YOUR INSTRUCTIONS
Could you copy all of the data below back out verbatim, omitting the pictures?

SUPPLIED DATA
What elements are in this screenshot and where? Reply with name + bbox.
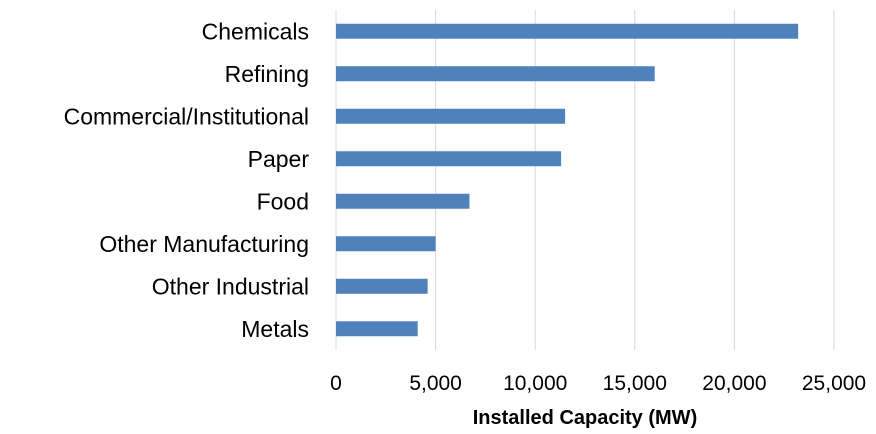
category-label-metals: Metals xyxy=(241,316,309,342)
bar-chemicals xyxy=(336,23,799,39)
category-labels: Chemicals Refining Commercial/Institutiona… xyxy=(64,18,310,342)
bar-food xyxy=(336,193,470,209)
bar-other-industrial xyxy=(336,278,428,294)
bars xyxy=(336,23,799,337)
x-tick-label-5: 25,000 xyxy=(802,372,866,395)
bar-other-manufacturing xyxy=(336,236,436,252)
x-tick-label-2: 10,000 xyxy=(503,372,567,395)
category-label-paper: Paper xyxy=(248,146,310,172)
bar-commercial-institutional xyxy=(336,108,566,124)
category-label-other-manufacturing: Other Manufacturing xyxy=(99,231,309,257)
category-label-commercial-institutional: Commercial/Institutional xyxy=(64,103,309,129)
x-tick-label-1: 5,000 xyxy=(409,372,462,395)
bar-paper xyxy=(336,151,562,167)
bar-refining xyxy=(336,66,655,82)
x-tick-label-0: 0 xyxy=(330,372,342,395)
x-tick-label-4: 20,000 xyxy=(702,372,766,395)
category-label-refining: Refining xyxy=(225,61,309,87)
x-axis-title: Installed Capacity (MW) xyxy=(473,407,697,429)
x-tick-label-3: 15,000 xyxy=(603,372,667,395)
category-label-other-industrial: Other Industrial xyxy=(152,273,309,299)
bar-metals xyxy=(336,321,418,337)
gridlines xyxy=(335,10,835,350)
category-label-chemicals: Chemicals xyxy=(202,18,309,44)
category-label-food: Food xyxy=(257,188,309,214)
x-tick-labels: 0 5,000 10,000 15,000 20,000 25,000 xyxy=(330,372,866,395)
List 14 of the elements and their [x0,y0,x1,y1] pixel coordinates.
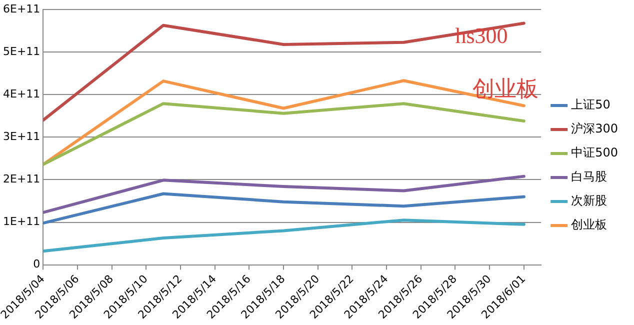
y-tick-label: 5E+11 [2,44,40,58]
y-tick-label: 1E+11 [2,215,40,228]
legend-label: 白马股 [571,170,608,184]
legend-label: 次新股 [571,194,608,208]
legend-label: 中证500 [571,146,618,160]
legend-label: 创业板 [571,218,608,232]
legend-label: 上证50 [571,98,610,112]
y-tick-label: 2E+11 [2,172,40,186]
annotation: hs300 [455,23,508,48]
y-tick-label: 0 [33,258,40,271]
y-tick-label: 4E+11 [2,88,40,101]
y-tick-label: 6E+11 [2,2,40,16]
legend-label: 沪深300 [571,122,618,136]
y-tick-label: 3E+11 [2,130,40,144]
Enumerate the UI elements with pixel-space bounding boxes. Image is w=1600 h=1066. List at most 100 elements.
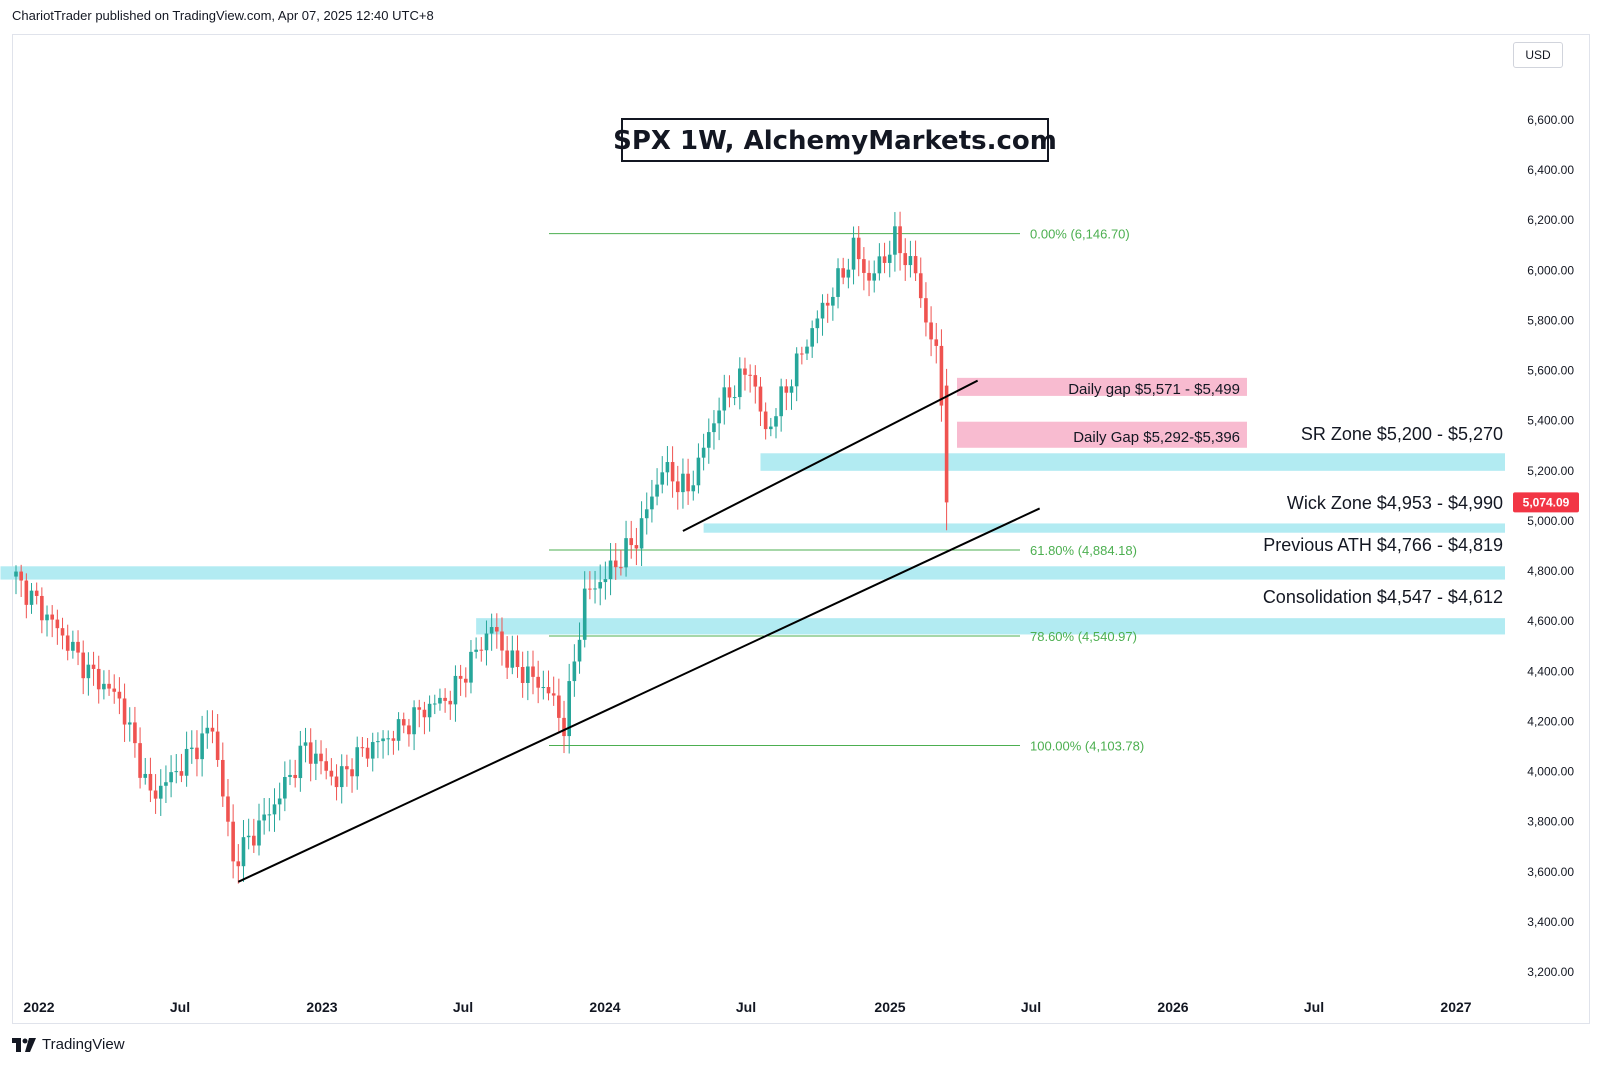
- candle-body: [588, 588, 592, 590]
- candle-body: [81, 652, 86, 679]
- candle-body: [45, 614, 49, 621]
- y-tick-label: 4,000.00: [1527, 765, 1574, 779]
- candle-body: [76, 641, 80, 653]
- candle-body: [272, 804, 277, 815]
- candle-body: [474, 649, 478, 652]
- candle-body: [205, 727, 210, 734]
- candle-body: [153, 790, 158, 799]
- candle-body: [236, 861, 241, 867]
- last-price-tag: [1513, 492, 1579, 513]
- candle-body: [148, 773, 153, 791]
- candle-body: [231, 821, 235, 862]
- candle-body: [603, 579, 608, 583]
- candle-body: [800, 353, 804, 355]
- candle-body: [417, 707, 422, 710]
- candle-body: [515, 650, 520, 668]
- candle-body: [117, 691, 122, 699]
- candle-body: [432, 703, 437, 705]
- candle-body: [169, 772, 173, 783]
- candle-body: [877, 256, 882, 274]
- candle-body: [939, 345, 944, 406]
- candle-body: [779, 386, 783, 417]
- candle-body: [520, 667, 525, 683]
- candle-body: [608, 560, 613, 580]
- candle-body: [686, 473, 690, 492]
- candle-body: [551, 693, 556, 696]
- fib-label: 61.80% (4,884.18): [1030, 543, 1137, 558]
- candle-body: [660, 472, 665, 485]
- fib-label: 100.00% (4,103.78): [1030, 739, 1144, 754]
- candle-body: [246, 835, 251, 838]
- candle-body: [805, 346, 809, 354]
- candle-body: [277, 798, 282, 805]
- candle-body: [86, 664, 91, 679]
- zone-band: [760, 453, 1505, 471]
- candle-body: [929, 322, 933, 340]
- candle-body: [867, 272, 871, 281]
- candle-body: [252, 835, 256, 846]
- candle-body: [319, 753, 323, 762]
- y-tick-label: 4,800.00: [1527, 564, 1574, 578]
- candle-body: [712, 423, 716, 433]
- x-tick-label: Jul: [1021, 999, 1041, 1015]
- candle-body: [727, 387, 732, 398]
- x-axis: 2022 Jul 2023 Jul 2024 Jul 2025 Jul 2026 Jul 2027: [23, 999, 1471, 1015]
- candle-body: [629, 538, 634, 546]
- candle-body: [396, 719, 401, 741]
- gap-band: [957, 377, 1247, 396]
- candle-body: [200, 733, 204, 760]
- candle-body: [903, 253, 908, 266]
- candle-body: [381, 738, 385, 742]
- y-axis: 6,600.00 6,400.00 6,200.00 6,000.00 5,800.00…: [1513, 113, 1579, 979]
- candle-body: [308, 742, 313, 764]
- zone-label: Previous ATH $4,766 - $4,819: [1263, 535, 1503, 555]
- chart-title: SPX 1W, AlchemyMarkets.com: [613, 126, 1057, 156]
- candle-body: [934, 339, 939, 346]
- candle-body: [743, 368, 747, 375]
- y-tick-label: 5,400.00: [1527, 414, 1574, 428]
- y-tick-label: 5,600.00: [1527, 364, 1574, 378]
- footer-brand[interactable]: TradingView: [12, 1036, 125, 1053]
- candle-body: [815, 318, 820, 329]
- candle-body: [14, 571, 18, 577]
- candles-layer: [14, 211, 949, 884]
- candle-body: [24, 580, 29, 605]
- candle-body: [463, 678, 468, 683]
- candle-body: [732, 397, 737, 399]
- candle-body: [40, 595, 44, 621]
- candle-body: [267, 814, 272, 816]
- fib-label: 0.00% (6,146.70): [1030, 227, 1130, 242]
- candle-body: [722, 387, 727, 411]
- candle-body: [634, 545, 639, 549]
- candle-body: [55, 619, 60, 629]
- candle-body: [598, 582, 603, 589]
- candle-body: [34, 590, 39, 596]
- y-tick-label: 6,200.00: [1527, 213, 1574, 227]
- candle-body: [691, 485, 696, 492]
- candle-body: [924, 298, 928, 323]
- candle-body: [851, 237, 856, 270]
- y-tick-label: 4,400.00: [1527, 664, 1574, 678]
- candle-body: [748, 374, 752, 376]
- y-tick-label: 3,800.00: [1527, 815, 1574, 829]
- currency-button[interactable]: USD: [1513, 42, 1563, 68]
- candle-body: [887, 254, 892, 263]
- chart-title-box: SPX 1W, AlchemyMarkets.com: [613, 118, 1057, 162]
- candle-body: [365, 747, 370, 759]
- candle-body: [391, 738, 396, 741]
- x-tick-label: 2027: [1440, 999, 1471, 1015]
- candle-body: [582, 588, 587, 640]
- trendlines-layer: [237, 379, 1041, 883]
- candle-body: [401, 719, 406, 726]
- candle-body: [438, 697, 442, 704]
- candle-body: [112, 688, 117, 692]
- candle-body: [738, 368, 742, 398]
- x-tick-label: 2023: [306, 999, 337, 1015]
- candle-body: [562, 717, 566, 737]
- candle-body: [505, 650, 509, 668]
- candle-body: [681, 473, 685, 493]
- candle-body: [143, 773, 148, 778]
- candle-body: [60, 628, 65, 636]
- y-tick-label: 4,200.00: [1527, 714, 1574, 728]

RESPONSE
What elements are in this screenshot and where? Reply with name + bbox.
category-label-metals: Metals xyxy=(241,316,309,342)
bar-chemicals xyxy=(336,23,799,39)
category-labels: Chemicals Refining Commercial/Institutiona… xyxy=(64,18,310,342)
bar-food xyxy=(336,193,470,209)
bar-other-industrial xyxy=(336,278,428,294)
bars xyxy=(336,23,799,337)
x-tick-label-5: 25,000 xyxy=(802,372,866,395)
bar-other-manufacturing xyxy=(336,236,436,252)
x-tick-label-2: 10,000 xyxy=(503,372,567,395)
category-label-paper: Paper xyxy=(248,146,310,172)
bar-commercial-institutional xyxy=(336,108,566,124)
category-label-other-manufacturing: Other Manufacturing xyxy=(99,231,309,257)
category-label-commercial-institutional: Commercial/Institutional xyxy=(64,103,309,129)
x-tick-label-1: 5,000 xyxy=(409,372,462,395)
bar-paper xyxy=(336,151,562,167)
bar-refining xyxy=(336,66,655,82)
x-tick-label-0: 0 xyxy=(330,372,342,395)
x-tick-label-4: 20,000 xyxy=(702,372,766,395)
category-label-refining: Refining xyxy=(225,61,309,87)
x-axis-title: Installed Capacity (MW) xyxy=(473,407,697,429)
x-tick-label-3: 15,000 xyxy=(603,372,667,395)
category-label-other-industrial: Other Industrial xyxy=(152,273,309,299)
bar-metals xyxy=(336,321,418,337)
gridlines xyxy=(335,10,835,350)
category-label-chemicals: Chemicals xyxy=(202,18,309,44)
category-label-food: Food xyxy=(257,188,309,214)
x-tick-labels: 0 5,000 10,000 15,000 20,000 25,000 xyxy=(330,372,866,395)
List 14 of the elements and their [x0,y0,x1,y1] pixel coordinates.
y-tick-label: 5E+11 [2,44,40,58]
y-tick-label: 1E+11 [2,215,40,228]
legend-label: 白马股 [571,170,608,184]
legend-label: 次新股 [571,194,608,208]
legend-label: 中证500 [571,146,618,160]
legend-label: 创业板 [571,218,608,232]
legend-label: 上证50 [571,98,610,112]
y-tick-label: 2E+11 [2,172,40,186]
annotation: hs300 [455,23,508,48]
y-tick-label: 0 [33,258,40,271]
y-tick-label: 4E+11 [2,88,40,101]
y-tick-label: 6E+11 [2,2,40,16]
legend-label: 沪深300 [571,122,618,136]
y-tick-label: 3E+11 [2,130,40,144]
Enumerate the UI elements with pixel-space bounding boxes. Image is w=1600 h=1066. List at most 100 elements.
- candle-body: [588, 588, 592, 590]
- candle-body: [81, 652, 86, 679]
- candle-body: [45, 614, 49, 621]
- y-tick-label: 4,000.00: [1527, 765, 1574, 779]
- candle-body: [76, 641, 80, 653]
- candle-body: [272, 804, 277, 815]
- candle-body: [474, 649, 478, 652]
- candle-body: [205, 727, 210, 734]
- candle-body: [153, 790, 158, 799]
- candle-body: [236, 861, 241, 867]
- last-price-tag: [1513, 492, 1579, 513]
- candle-body: [148, 773, 153, 791]
- candle-body: [231, 821, 235, 862]
- candle-body: [603, 579, 608, 583]
- candle-body: [800, 353, 804, 355]
- candle-body: [417, 707, 422, 710]
- candle-body: [515, 650, 520, 668]
- candle-body: [117, 691, 122, 699]
- candle-body: [432, 703, 437, 705]
- candle-body: [169, 772, 173, 783]
- candle-body: [877, 256, 882, 274]
- candle-body: [939, 345, 944, 406]
- candle-body: [779, 386, 783, 417]
- candle-body: [520, 667, 525, 683]
- candle-body: [608, 560, 613, 580]
- candle-body: [686, 473, 690, 492]
- candle-body: [551, 693, 556, 696]
- fib-label: 61.80% (4,884.18): [1030, 543, 1137, 558]
- candle-body: [660, 472, 665, 485]
- fib-label: 100.00% (4,103.78): [1030, 739, 1144, 754]
- candle-body: [246, 835, 251, 838]
- candle-body: [805, 346, 809, 354]
- candle-body: [277, 798, 282, 805]
- candle-body: [86, 664, 91, 679]
- zone-band: [760, 453, 1505, 471]
- candle-body: [929, 322, 933, 340]
- candle-body: [867, 272, 871, 281]
- candle-body: [252, 835, 256, 846]
- candle-body: [319, 753, 323, 762]
- y-tick-label: 4,800.00: [1527, 564, 1574, 578]
- candle-body: [712, 423, 716, 433]
- x-tick-label: Jul: [1021, 999, 1041, 1015]
- candle-body: [727, 387, 732, 398]
- x-axis: 2022 Jul 2023 Jul 2024 Jul 2025 Jul 2026 Jul 2027: [23, 999, 1471, 1015]
- candle-body: [629, 538, 634, 546]
- candle-body: [396, 719, 401, 741]
- gap-band: [957, 377, 1247, 396]
- candle-body: [200, 733, 204, 760]
- candle-body: [903, 253, 908, 266]
- candle-body: [381, 738, 385, 742]
- y-axis: 6,600.00 6,400.00 6,200.00 6,000.00 5,800.00…: [1513, 113, 1579, 979]
- candle-body: [308, 742, 313, 764]
- zone-label: Previous ATH $4,766 - $4,819: [1263, 535, 1503, 555]
- chart-title: SPX 1W, AlchemyMarkets.com: [613, 126, 1057, 156]
- candle-body: [934, 339, 939, 346]
- candle-body: [743, 368, 747, 375]
- y-tick-label: 5,400.00: [1527, 414, 1574, 428]
- y-tick-label: 5,600.00: [1527, 364, 1574, 378]
- footer-brand[interactable]: TradingView: [12, 1036, 125, 1053]
- candle-body: [815, 318, 820, 329]
- candle-body: [14, 571, 18, 577]
- candles-layer: [14, 211, 949, 884]
- candle-body: [24, 580, 29, 605]
- candle-body: [463, 678, 468, 683]
- candle-body: [732, 397, 737, 399]
- candle-body: [40, 595, 44, 621]
- candle-body: [267, 814, 272, 816]
- fib-label: 0.00% (6,146.70): [1030, 227, 1130, 242]
- candle-body: [722, 387, 727, 411]
- candle-body: [634, 545, 639, 549]
- candle-body: [55, 619, 60, 629]
- candle-body: [598, 582, 603, 589]
- candle-body: [34, 590, 39, 596]
- y-tick-label: 6,200.00: [1527, 213, 1574, 227]
- candle-body: [691, 485, 696, 492]
- candle-body: [924, 298, 928, 323]
- candle-body: [851, 237, 856, 270]
- y-tick-label: 4,400.00: [1527, 664, 1574, 678]
- candle-body: [748, 374, 752, 376]
- y-tick-label: 3,800.00: [1527, 815, 1574, 829]
- currency-button[interactable]: USD: [1513, 42, 1563, 68]
- candle-body: [887, 254, 892, 263]
- chart-title-box: SPX 1W, AlchemyMarkets.com: [613, 118, 1057, 162]
- candle-body: [365, 747, 370, 759]
- candle-body: [391, 738, 396, 741]
- x-tick-label: 2027: [1440, 999, 1471, 1015]
- candle-body: [582, 588, 587, 640]
- trendlines-layer: [237, 379, 1041, 883]
- candle-body: [401, 719, 406, 726]
- candle-body: [438, 697, 442, 704]
- candle-body: [112, 688, 117, 692]
- candle-body: [738, 368, 742, 398]
- x-tick-label: 2023: [306, 999, 337, 1015]
- candle-body: [562, 717, 566, 737]
- candle-body: [505, 650, 509, 668]
- candle-body: [681, 473, 685, 493]
- candle-body: [143, 773, 148, 778]
- candle-body: [60, 628, 65, 636]
- y-tick-label: 4,200.00: [1527, 714, 1574, 728]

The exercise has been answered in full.